GOAL OF THE EXERCISE | Lay out every line of the material below as a Markdown table with the columns Row and Line, numbering the rows and skipping blank lines. Leave the pictures out.

***

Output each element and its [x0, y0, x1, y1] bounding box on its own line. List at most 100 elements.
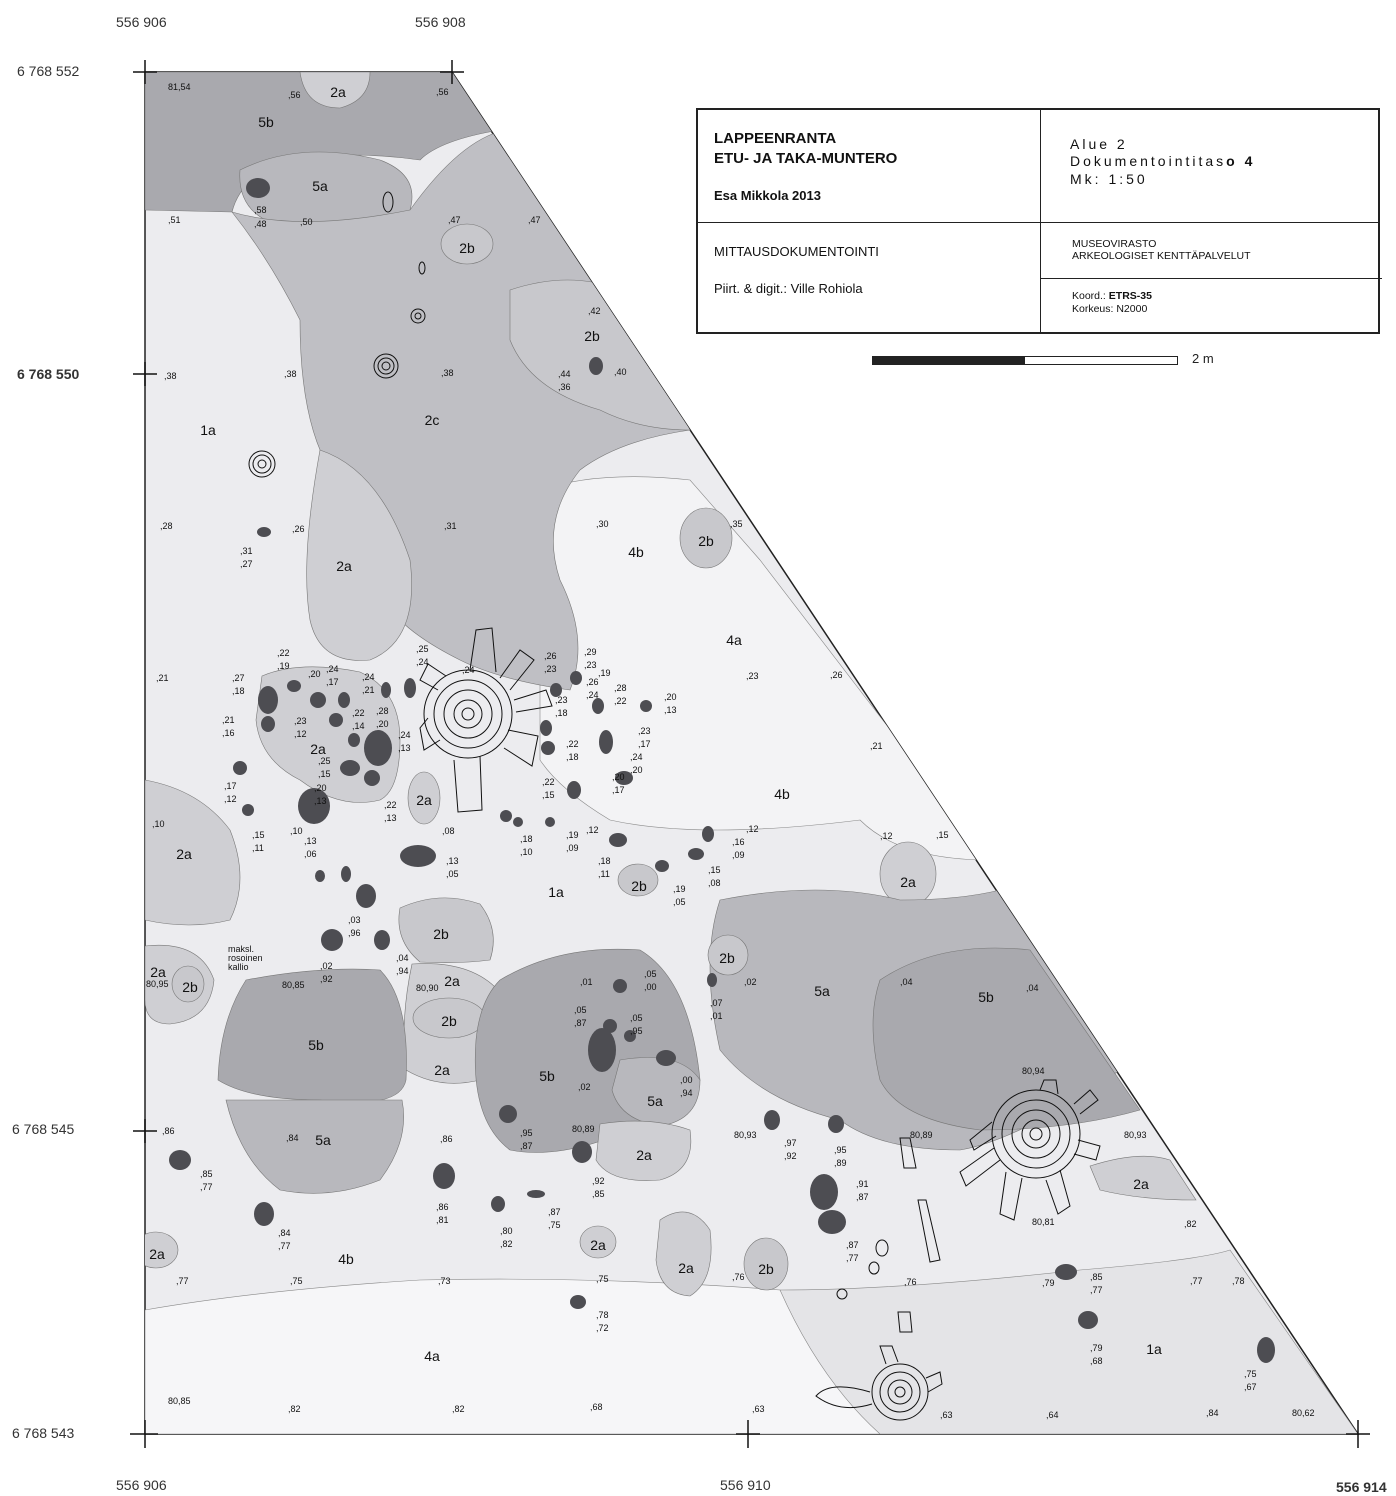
elevation-label: ,13: [446, 856, 459, 866]
elevation-label: ,81: [436, 1215, 449, 1225]
elevation-label: ,17: [612, 785, 625, 795]
coordinate-system: Koord.: ETRS-35: [1072, 290, 1152, 302]
zone-label-2a: 2a: [434, 1062, 450, 1078]
elevation-label: ,11: [598, 869, 610, 879]
bedrock-note: maksl. rosoinen kallio: [228, 944, 263, 972]
layer-2a-top: [299, 72, 371, 109]
grid-crosses: [130, 60, 1370, 1448]
zone-label-2a: 2a: [416, 792, 432, 808]
elevation-label: ,05: [644, 969, 657, 979]
drawn-by: Piirt. & digit.: Ville Rohiola: [714, 281, 863, 296]
zone-label-4b: 4b: [628, 544, 644, 560]
coord-top-x-2: 556 908: [415, 14, 466, 30]
elevation-label: ,18: [598, 856, 611, 866]
elevation-label: ,63: [940, 1410, 953, 1420]
elevation-label: ,73: [438, 1276, 451, 1286]
elevation-label: ,17: [224, 781, 237, 791]
post-holes: [248, 191, 941, 1333]
scale-bar-white-segment: [1024, 356, 1178, 365]
elevation-label: 80,85: [282, 980, 305, 990]
elevation-label: ,22: [277, 648, 290, 658]
layer-5a-southwest: [225, 1099, 404, 1194]
title-block: LAPPEENRANTA ETU- JA TAKA-MUNTERO Esa Mi…: [696, 108, 1382, 334]
elevation-label: ,35: [730, 519, 743, 529]
elevation-label: ,85: [592, 1189, 605, 1199]
elevation-label: ,91: [856, 1179, 869, 1189]
elevation-label: ,40: [614, 367, 627, 377]
elevation-label: ,87: [856, 1192, 869, 1202]
elevation-label: ,51: [168, 215, 181, 225]
coord-y-1: 6 768 552: [17, 63, 79, 79]
elevation-label: ,38: [164, 371, 177, 381]
coord-bottom-x-3: 556 914: [1336, 1479, 1387, 1495]
elevation-label: ,77: [278, 1241, 291, 1251]
agency-name: MUSEOVIRASTO: [1072, 238, 1157, 250]
elevation-label: ,56: [436, 87, 449, 97]
elevation-label: ,67: [1244, 1382, 1257, 1392]
elevation-label: ,18: [232, 686, 245, 696]
elevation-label: ,47: [448, 215, 461, 225]
layer-2a-pit: [255, 666, 401, 803]
koord-label: Koord.:: [1072, 290, 1106, 302]
stones: [169, 178, 1275, 1363]
elevation-label: ,48: [254, 219, 267, 229]
elevation-label: ,08: [708, 878, 721, 888]
elevation-label: ,21: [222, 715, 235, 725]
elevation-label: ,97: [784, 1138, 797, 1148]
project-name-line-1: LAPPEENRANTA: [714, 130, 837, 147]
zone-label-2a: 2a: [444, 973, 460, 989]
elevation-label: ,10: [520, 847, 533, 857]
zone-label-2a: 2a: [149, 1246, 165, 1262]
elevation-label: ,00: [644, 982, 657, 992]
elevation-label: ,76: [904, 1277, 917, 1287]
elevation-label: ,06: [304, 849, 317, 859]
coord-y-3: 6 768 545: [12, 1121, 74, 1137]
elevation-label: ,13: [664, 705, 677, 715]
zone-label-4a: 4a: [424, 1348, 440, 1364]
elevation-label: 81,54: [168, 82, 191, 92]
elevation-label: ,24: [326, 664, 339, 674]
elevation-label: ,36: [558, 382, 571, 392]
elevation-label: ,04: [396, 953, 409, 963]
elevation-label: ,95: [834, 1145, 847, 1155]
elevation-label: ,24: [398, 730, 411, 740]
elevation-label: ,22: [352, 708, 365, 718]
elevation-label: ,13: [384, 813, 397, 823]
elevation-label: 80,89: [910, 1130, 933, 1140]
elevation-label: ,19: [598, 668, 611, 678]
elevation-label: ,86: [436, 1202, 449, 1212]
elevation-label: ,01: [580, 977, 593, 987]
elevation-label: ,29: [584, 647, 597, 657]
map-scale: Mk: 1:50: [1070, 171, 1148, 187]
elevation-label: ,19: [566, 830, 579, 840]
elevation-label: ,18: [520, 834, 533, 844]
elevation-label: ,15: [936, 830, 949, 840]
elevation-label: ,10: [152, 819, 165, 829]
elevation-label: ,26: [586, 677, 599, 687]
elevation-label: ,77: [846, 1253, 859, 1263]
elevation-label: ,58: [254, 205, 267, 215]
project-author: Esa Mikkola 2013: [714, 188, 821, 203]
elevation-label: ,23: [555, 695, 568, 705]
layer-2b-bubble-s: [743, 1237, 789, 1291]
elevation-label: ,15: [542, 790, 555, 800]
elevation-label: ,20: [664, 692, 677, 702]
elevation-label: ,13: [314, 796, 327, 806]
elevation-label: ,38: [441, 368, 454, 378]
elevation-label: ,87: [520, 1141, 533, 1151]
elevation-label: ,12: [746, 824, 759, 834]
elevation-label: ,25: [318, 756, 331, 766]
elevation-label: ,80: [500, 1226, 513, 1236]
layer-2a-south: [595, 1120, 692, 1181]
zone-label-5a: 5a: [312, 178, 328, 194]
elevation-label: ,44: [558, 369, 571, 379]
elevation-label: ,20: [630, 765, 643, 775]
elevation-label: ,87: [548, 1207, 561, 1217]
elevation-label: ,56: [288, 90, 301, 100]
pit-large-north: [419, 627, 553, 813]
elevation-label: 80,93: [1124, 1130, 1147, 1140]
elevation-label: ,01: [710, 1011, 723, 1021]
elevation-label: ,28: [614, 683, 627, 693]
elevation-labels: 81,54 ,56 ,56 ,58 ,48 ,50 ,51 ,47 ,47 ,42 ,38 ,38 ,3…: [146, 82, 1315, 1420]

***

RESPONSE TO THIS TASK |
| Row | Line |
|---|---|
| 1 | Output each element and its [x0, y0, x1, y1] bounding box on its own line. List at most 100 elements. |
| 2 | elevation-label: ,13: [446, 856, 459, 866] |
| 3 | elevation-label: ,81: [436, 1215, 449, 1225] |
| 4 | elevation-label: ,17: [612, 785, 625, 795] |
| 5 | coordinate-system: Koord.: ETRS-35: [1072, 290, 1152, 302] |
| 6 | zone-label-2a: 2a: [434, 1062, 450, 1078] |
| 7 | elevation-label: ,11: [598, 869, 610, 879] |
| 8 | bedrock-note: maksl. rosoinen kallio: [228, 944, 263, 972] |
| 9 | layer-2a-top: [299, 72, 371, 109] |
| 10 | grid-crosses: [130, 60, 1370, 1448] |
| 11 | zone-label-2a: 2a: [416, 792, 432, 808] |
| 12 | elevation-label: ,05: [644, 969, 657, 979] |
| 13 | drawn-by: Piirt. & digit.: Ville Rohiola: [714, 281, 863, 296] |
| 14 | zone-label-4b: 4b: [628, 544, 644, 560] |
| 15 | coord-top-x-2: 556 908: [415, 14, 466, 30] |
| 16 | elevation-label: ,18: [598, 856, 611, 866] |
| 17 | elevation-label: ,63: [940, 1410, 953, 1420] |
| 18 | elevation-label: ,73: [438, 1276, 451, 1286] |
| 19 | elevation-label: ,17: [224, 781, 237, 791] |
| 20 | post-holes: [248, 191, 941, 1333] |
| 21 | scale-bar-white-segment: [1024, 356, 1178, 365] |
| 22 | elevation-label: 80,85: [282, 980, 305, 990] |
| 23 | elevation-label: ,22: [277, 648, 290, 658] |
| 24 | layer-5a-southwest: [225, 1099, 404, 1194] |
| 25 | title-block: LAPPEENRANTA ETU- JA TAKA-MUNTERO Esa Mi…: [696, 108, 1382, 334] |
| 26 | elevation-label: ,35: [730, 519, 743, 529] |
| 27 | elevation-label: ,85: [592, 1189, 605, 1199] |
| 28 | elevation-label: ,91: [856, 1179, 869, 1189] |
| 29 | elevation-label: ,40: [614, 367, 627, 377] |
| 30 | elevation-label: ,87: [856, 1192, 869, 1202] |
| 31 | elevation-label: ,51: [168, 215, 181, 225] |
| 32 | coord-y-1: 6 768 552: [17, 63, 79, 79] |
| 33 | elevation-label: ,38: [164, 371, 177, 381] |
| 34 | coord-bottom-x-3: 556 914: [1336, 1479, 1387, 1495] |
| 35 | elevation-label: ,77: [278, 1241, 291, 1251] |
| 36 | agency-name: MUSEOVIRASTO: [1072, 238, 1157, 250] |
| 37 | elevation-label: ,56: [436, 87, 449, 97] |
| 38 | elevation-label: ,67: [1244, 1382, 1257, 1392] |
| 39 | elevation-label: ,18: [232, 686, 245, 696] |
| 40 | elevation-label: ,47: [448, 215, 461, 225] |
| 41 | layer-2a-pit: [255, 666, 401, 803] |
| 42 | koord-label: Koord.:: [1072, 290, 1106, 302] |
| 43 | stones: [169, 178, 1275, 1363] |
| 44 | elevation-label: ,48: [254, 219, 267, 229] |
| 45 | elevation-label: ,08: [708, 878, 721, 888] |
| 46 | elevation-label: ,21: [222, 715, 235, 725] |
| 47 | elevation-label: ,97: [784, 1138, 797, 1148] |
| 48 | project-name-line-1: LAPPEENRANTA: [714, 130, 837, 147] |
| 49 | zone-label-2a: 2a: [444, 973, 460, 989] |
| 50 | elevation-label: ,10: [520, 847, 533, 857] |
| 51 | zone-label-2a: 2a: [149, 1246, 165, 1262] |
| 52 | elevation-label: ,00: [644, 982, 657, 992] |
| 53 | elevation-label: ,76: [904, 1277, 917, 1287] |
| 54 | elevation-label: ,06: [304, 849, 317, 859] |
| 55 | coord-y-3: 6 768 545: [12, 1121, 74, 1137] |
| 56 | elevation-label: ,13: [664, 705, 677, 715] |
| 57 | zone-label-4a: 4a: [424, 1348, 440, 1364] |
| 58 | elevation-label: 81,54: [168, 82, 191, 92] |
| 59 | elevation-label: ,24: [326, 664, 339, 674] |
| 60 | elevation-label: ,36: [558, 382, 571, 392] |
| 61 | elevation-label: ,04: [396, 953, 409, 963] |
| 62 | elevation-label: ,95: [834, 1145, 847, 1155] |
| 63 | elevation-label: ,24: [398, 730, 411, 740] |
| 64 | elevation-label: ,22: [352, 708, 365, 718] |
| 65 | elevation-label: ,13: [384, 813, 397, 823] |
| 66 | elevation-label: 80,89: [910, 1130, 933, 1140] |
| 67 | elevation-label: ,19: [598, 668, 611, 678] |
| 68 | elevation-label: ,86: [436, 1202, 449, 1212] |
| 69 | elevation-label: ,01: [580, 977, 593, 987] |
| 70 | elevation-label: ,29: [584, 647, 597, 657] |
| 71 | map-scale: Mk: 1:50: [1070, 171, 1148, 187] |
| 72 | elevation-label: ,19: [566, 830, 579, 840] |
| 73 | elevation-label: ,18: [520, 834, 533, 844] |
| 74 | elevation-label: ,15: [936, 830, 949, 840] |
| 75 | elevation-label: ,10: [152, 819, 165, 829] |
| 76 | elevation-label: ,26: [586, 677, 599, 687] |
| 77 | elevation-label: ,77: [846, 1253, 859, 1263] |
| 78 | elevation-label: ,58: [254, 205, 267, 215] |
| 79 | project-author: Esa Mikkola 2013: [714, 188, 821, 203] |
| 80 | elevation-label: ,23: [555, 695, 568, 705] |
| 81 | layer-2b-bubble-s: [743, 1237, 789, 1291] |
| 82 | elevation-label: ,15: [542, 790, 555, 800] |
| 83 | elevation-label: ,20: [664, 692, 677, 702] |
| 84 | elevation-label: ,13: [314, 796, 327, 806] |
| 85 | elevation-label: ,38: [441, 368, 454, 378] |
| 86 | elevation-label: ,87: [520, 1141, 533, 1151] |
| 87 | elevation-label: ,12: [746, 824, 759, 834] |
| 88 | elevation-label: ,25: [318, 756, 331, 766] |
| 89 | elevation-label: ,80: [500, 1226, 513, 1236] |
| 90 | layer-2a-south: [595, 1120, 692, 1181] |
| 91 | zone-label-5a: 5a: [312, 178, 328, 194] |
| 92 | elevation-label: ,44: [558, 369, 571, 379] |
| 93 | elevation-label: ,20: [630, 765, 643, 775] |
| 94 | elevation-label: ,87: [548, 1207, 561, 1217] |
| 95 | elevation-label: ,56: [288, 90, 301, 100] |
| 96 | pit-large-north: [419, 627, 553, 813] |
| 97 | elevation-label: 80,93: [1124, 1130, 1147, 1140] |
| 98 | elevation-label: ,01: [710, 1011, 723, 1021] |
| 99 | elevation-label: ,28: [614, 683, 627, 693] |
| 100 | elevation-labels: 81,54 ,56 ,56 ,58 ,48 ,50 ,51 ,47 ,47 ,42 ,38 ,38 ,3…: [146, 82, 1315, 1420] |